Give the records back in full, exactly as they read.

Saved entries:
— Start —
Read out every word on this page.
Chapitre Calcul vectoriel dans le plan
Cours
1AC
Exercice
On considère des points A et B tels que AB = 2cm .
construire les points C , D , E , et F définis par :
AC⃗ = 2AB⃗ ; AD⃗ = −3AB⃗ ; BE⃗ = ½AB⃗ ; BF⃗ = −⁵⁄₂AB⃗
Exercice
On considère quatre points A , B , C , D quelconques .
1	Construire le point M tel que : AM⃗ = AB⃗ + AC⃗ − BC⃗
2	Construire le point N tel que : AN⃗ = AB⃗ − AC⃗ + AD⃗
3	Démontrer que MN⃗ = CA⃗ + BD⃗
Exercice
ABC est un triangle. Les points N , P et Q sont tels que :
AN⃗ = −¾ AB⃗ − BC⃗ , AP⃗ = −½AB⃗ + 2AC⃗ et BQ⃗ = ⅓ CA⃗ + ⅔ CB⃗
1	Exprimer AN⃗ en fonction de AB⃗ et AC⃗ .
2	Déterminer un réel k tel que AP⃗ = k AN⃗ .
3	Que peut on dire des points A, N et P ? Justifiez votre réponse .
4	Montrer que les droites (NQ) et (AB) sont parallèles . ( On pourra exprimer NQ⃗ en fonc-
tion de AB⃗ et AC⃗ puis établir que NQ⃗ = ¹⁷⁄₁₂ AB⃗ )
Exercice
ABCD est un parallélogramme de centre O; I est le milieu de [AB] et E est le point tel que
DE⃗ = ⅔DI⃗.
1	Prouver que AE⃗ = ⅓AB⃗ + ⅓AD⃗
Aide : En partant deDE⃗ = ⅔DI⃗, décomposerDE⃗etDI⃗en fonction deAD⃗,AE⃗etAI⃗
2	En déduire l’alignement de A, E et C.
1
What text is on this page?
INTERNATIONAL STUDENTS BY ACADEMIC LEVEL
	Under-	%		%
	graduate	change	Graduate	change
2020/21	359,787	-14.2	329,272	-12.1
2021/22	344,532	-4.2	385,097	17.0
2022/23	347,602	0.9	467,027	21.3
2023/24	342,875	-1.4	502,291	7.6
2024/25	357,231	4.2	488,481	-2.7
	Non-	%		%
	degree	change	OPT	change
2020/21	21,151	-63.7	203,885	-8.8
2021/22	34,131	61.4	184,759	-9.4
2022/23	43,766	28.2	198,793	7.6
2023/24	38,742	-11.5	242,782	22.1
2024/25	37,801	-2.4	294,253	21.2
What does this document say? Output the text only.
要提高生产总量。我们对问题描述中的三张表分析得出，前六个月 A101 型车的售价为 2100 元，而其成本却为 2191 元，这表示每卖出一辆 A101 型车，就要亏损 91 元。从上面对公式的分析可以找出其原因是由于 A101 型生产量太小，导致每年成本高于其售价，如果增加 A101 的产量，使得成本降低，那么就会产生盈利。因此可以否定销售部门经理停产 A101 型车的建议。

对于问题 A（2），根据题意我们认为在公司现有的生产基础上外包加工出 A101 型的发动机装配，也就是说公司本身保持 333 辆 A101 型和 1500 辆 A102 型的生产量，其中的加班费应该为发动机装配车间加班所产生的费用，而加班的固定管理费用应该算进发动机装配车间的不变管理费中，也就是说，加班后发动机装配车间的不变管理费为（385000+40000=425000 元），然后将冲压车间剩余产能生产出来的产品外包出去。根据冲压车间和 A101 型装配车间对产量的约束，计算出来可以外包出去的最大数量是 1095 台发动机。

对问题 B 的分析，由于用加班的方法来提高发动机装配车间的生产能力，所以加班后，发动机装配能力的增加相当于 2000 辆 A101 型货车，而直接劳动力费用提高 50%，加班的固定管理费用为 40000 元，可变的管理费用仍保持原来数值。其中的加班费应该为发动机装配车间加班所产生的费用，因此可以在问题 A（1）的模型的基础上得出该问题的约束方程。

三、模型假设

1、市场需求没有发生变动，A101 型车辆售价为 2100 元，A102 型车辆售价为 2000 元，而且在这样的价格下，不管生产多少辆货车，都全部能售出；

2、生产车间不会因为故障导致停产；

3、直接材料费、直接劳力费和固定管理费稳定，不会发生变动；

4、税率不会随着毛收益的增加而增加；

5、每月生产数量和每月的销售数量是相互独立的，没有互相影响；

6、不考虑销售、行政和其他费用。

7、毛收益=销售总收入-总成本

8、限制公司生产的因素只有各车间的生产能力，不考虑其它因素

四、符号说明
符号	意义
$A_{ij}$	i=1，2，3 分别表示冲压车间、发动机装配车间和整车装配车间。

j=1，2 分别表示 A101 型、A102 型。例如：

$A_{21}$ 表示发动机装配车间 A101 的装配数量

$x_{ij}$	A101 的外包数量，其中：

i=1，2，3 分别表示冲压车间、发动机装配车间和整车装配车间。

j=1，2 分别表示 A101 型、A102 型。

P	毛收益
— End —
Output below |
Read out every word on this page.
Chapitre Calcul vectoriel dans le plan
Cours
1AC
Exercice
On considère des points A et B tels que AB = 2cm .
construire les points C , D , E , et F définis par :
AC⃗ = 2AB⃗ ; AD⃗ = −3AB⃗ ; BE⃗ = ½AB⃗ ; BF⃗ = −⁵⁄₂AB⃗
Exercice
On considère quatre points A , B , C , D quelconques .
1	Construire le point M tel que : AM⃗ = AB⃗ + AC⃗ − BC⃗
2	Construire le point N tel que : AN⃗ = AB⃗ − AC⃗ + AD⃗
3	Démontrer que MN⃗ = CA⃗ + BD⃗
Exercice
ABC est un triangle. Les points N , P et Q sont tels que :
AN⃗ = −¾ AB⃗ − BC⃗ , AP⃗ = −½AB⃗ + 2AC⃗ et BQ⃗ = ⅓ CA⃗ + ⅔ CB⃗
1	Exprimer AN⃗ en fonction de AB⃗ et AC⃗ .
2	Déterminer un réel k tel que AP⃗ = k AN⃗ .
3	Que peut on dire des points A, N et P ? Justifiez votre réponse .
4	Montrer que les droites (NQ) et (AB) sont parallèles . ( On pourra exprimer NQ⃗ en fonc-
tion de AB⃗ et AC⃗ puis établir que NQ⃗ = ¹⁷⁄₁₂ AB⃗ )
Exercice
ABCD est un parallélogramme de centre O; I est le milieu de [AB] et E est le point tel que
DE⃗ = ⅔DI⃗.
1	Prouver que AE⃗ = ⅓AB⃗ + ⅓AD⃗
Aide : En partant deDE⃗ = ⅔DI⃗, décomposerDE⃗etDI⃗en fonction deAD⃗,AE⃗etAI⃗
2	En déduire l’alignement de A, E et C.
1
What text is on this page?
INTERNATIONAL STUDENTS BY ACADEMIC LEVEL
	Under-	%		%
	graduate	change	Graduate	change
2020/21	359,787	-14.2	329,272	-12.1
2021/22	344,532	-4.2	385,097	17.0
2022/23	347,602	0.9	467,027	21.3
2023/24	342,875	-1.4	502,291	7.6
2024/25	357,231	4.2	488,481	-2.7
	Non-	%		%
	degree	change	OPT	change
2020/21	21,151	-63.7	203,885	-8.8
2021/22	34,131	61.4	184,759	-9.4
2022/23	43,766	28.2	198,793	7.6
2023/24	38,742	-11.5	242,782	22.1
2024/25	37,801	-2.4	294,253	21.2
What does this document say? Output the text only.
要提高生产总量。我们对问题描述中的三张表分析得出，前六个月 A101 型车的售价为 2100 元，而其成本却为 2191 元，这表示每卖出一辆 A101 型车，就要亏损 91 元。从上面对公式的分析可以找出其原因是由于 A101 型生产量太小，导致每年成本高于其售价，如果增加 A101 的产量，使得成本降低，那么就会产生盈利。因此可以否定销售部门经理停产 A101 型车的建议。

对于问题 A（2），根据题意我们认为在公司现有的生产基础上外包加工出 A101 型的发动机装配，也就是说公司本身保持 333 辆 A101 型和 1500 辆 A102 型的生产量，其中的加班费应该为发动机装配车间加班所产生的费用，而加班的固定管理费用应该算进发动机装配车间的不变管理费中，也就是说，加班后发动机装配车间的不变管理费为（385000+40000=425000 元），然后将冲压车间剩余产能生产出来的产品外包出去。根据冲压车间和 A101 型装配车间对产量的约束，计算出来可以外包出去的最大数量是 1095 台发动机。

对问题 B 的分析，由于用加班的方法来提高发动机装配车间的生产能力，所以加班后，发动机装配能力的增加相当于 2000 辆 A101 型货车，而直接劳动力费用提高 50%，加班的固定管理费用为 40000 元，可变的管理费用仍保持原来数值。其中的加班费应该为发动机装配车间加班所产生的费用，因此可以在问题 A（1）的模型的基础上得出该问题的约束方程。

三、模型假设

1、市场需求没有发生变动，A101 型车辆售价为 2100 元，A102 型车辆售价为 2000 元，而且在这样的价格下，不管生产多少辆货车，都全部能售出；

2、生产车间不会因为故障导致停产；

3、直接材料费、直接劳力费和固定管理费稳定，不会发生变动；

4、税率不会随着毛收益的增加而增加；

5、每月生产数量和每月的销售数量是相互独立的，没有互相影响；

6、不考虑销售、行政和其他费用。

7、毛收益=销售总收入-总成本

8、限制公司生产的因素只有各车间的生产能力，不考虑其它因素

四、符号说明
符号	意义
$A_{ij}$	i=1，2，3 分别表示冲压车间、发动机装配车间和整车装配车间。

j=1，2 分别表示 A101 型、A102 型。例如：

$A_{21}$ 表示发动机装配车间 A101 的装配数量

$x_{ij}$	A101 的外包数量，其中：

i=1，2，3 分别表示冲压车间、发动机装配车间和整车装配车间。

j=1，2 分别表示 A101 型、A102 型。

P	毛收益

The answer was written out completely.